-------- Material shown

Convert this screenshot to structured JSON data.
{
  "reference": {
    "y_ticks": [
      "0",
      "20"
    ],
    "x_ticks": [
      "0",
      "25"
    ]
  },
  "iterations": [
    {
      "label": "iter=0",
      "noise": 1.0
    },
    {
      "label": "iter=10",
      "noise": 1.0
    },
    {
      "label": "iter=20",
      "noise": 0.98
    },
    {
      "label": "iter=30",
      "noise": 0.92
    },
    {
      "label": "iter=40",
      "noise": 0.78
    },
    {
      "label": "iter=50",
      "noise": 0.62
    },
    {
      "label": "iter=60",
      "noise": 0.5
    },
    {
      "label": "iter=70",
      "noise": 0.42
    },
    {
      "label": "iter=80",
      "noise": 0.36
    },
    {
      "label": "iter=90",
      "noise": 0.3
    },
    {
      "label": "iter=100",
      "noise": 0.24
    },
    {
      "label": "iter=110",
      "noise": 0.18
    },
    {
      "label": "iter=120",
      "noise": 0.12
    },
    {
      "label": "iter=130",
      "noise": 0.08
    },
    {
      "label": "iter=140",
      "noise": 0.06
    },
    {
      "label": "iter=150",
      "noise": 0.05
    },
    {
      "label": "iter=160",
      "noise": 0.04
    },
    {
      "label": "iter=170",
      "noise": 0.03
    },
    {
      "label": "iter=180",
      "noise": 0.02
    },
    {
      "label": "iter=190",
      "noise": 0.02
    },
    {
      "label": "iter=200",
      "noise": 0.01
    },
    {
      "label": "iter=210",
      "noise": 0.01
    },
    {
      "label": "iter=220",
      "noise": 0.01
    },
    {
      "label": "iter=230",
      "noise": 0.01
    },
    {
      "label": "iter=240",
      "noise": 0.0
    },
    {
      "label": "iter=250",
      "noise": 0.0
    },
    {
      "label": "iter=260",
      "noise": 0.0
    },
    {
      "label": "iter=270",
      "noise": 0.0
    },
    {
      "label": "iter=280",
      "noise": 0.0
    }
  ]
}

----------------

Go through the records above and retype each one exactly.

Convert this screenshot to structured JSON data.
{
  "reference": {
    "y_ticks": [
      "0",
      "20"
    ],
    "x_ticks": [
      "0",
      "25"
    ]
  },
  "iterations": [
    {
      "label": "iter=0",
      "noise": 1.0
    },
    {
      "label": "iter=10",
      "noise": 1.0
    },
    {
      "label": "iter=20",
      "noise": 0.98
    },
    {
      "label": "iter=30",
      "noise": 0.92
    },
    {
      "label": "iter=40",
      "noise": 0.78
    },
    {
      "label": "iter=50",
      "noise": 0.62
    },
    {
      "label": "iter=60",
      "noise": 0.5
    },
    {
      "label": "iter=70",
      "noise": 0.42
    },
    {
      "label": "iter=80",
      "noise": 0.36
    },
    {
      "label": "iter=90",
      "noise": 0.3
    },
    {
      "label": "iter=100",
      "noise": 0.24
    },
    {
      "label": "iter=110",
      "noise": 0.18
    },
    {
      "label": "iter=120",
      "noise": 0.12
    },
    {
      "label": "iter=130",
      "noise": 0.08
    },
    {
      "label": "iter=140",
      "noise": 0.06
    },
    {
      "label": "iter=150",
      "noise": 0.05
    },
    {
      "label": "iter=160",
      "noise": 0.04
    },
    {
      "label": "iter=170",
      "noise": 0.03
    },
    {
      "label": "iter=180",
      "noise": 0.02
    },
    {
      "label": "iter=190",
      "noise": 0.02
    },
    {
      "label": "iter=200",
      "noise": 0.01
    },
    {
      "label": "iter=210",
      "noise": 0.01
    },
    {
      "label": "iter=220",
      "noise": 0.01
    },
    {
      "label": "iter=230",
      "noise": 0.01
    },
    {
      "label": "iter=240",
      "noise": 0.0
    },
    {
      "label": "iter=250",
      "noise": 0.0
    },
    {
      "label": "iter=260",
      "noise": 0.0
    },
    {
      "label": "iter=270",
      "noise": 0.0
    },
    {
      "label": "iter=280",
      "noise": 0.0
    }
  ]
}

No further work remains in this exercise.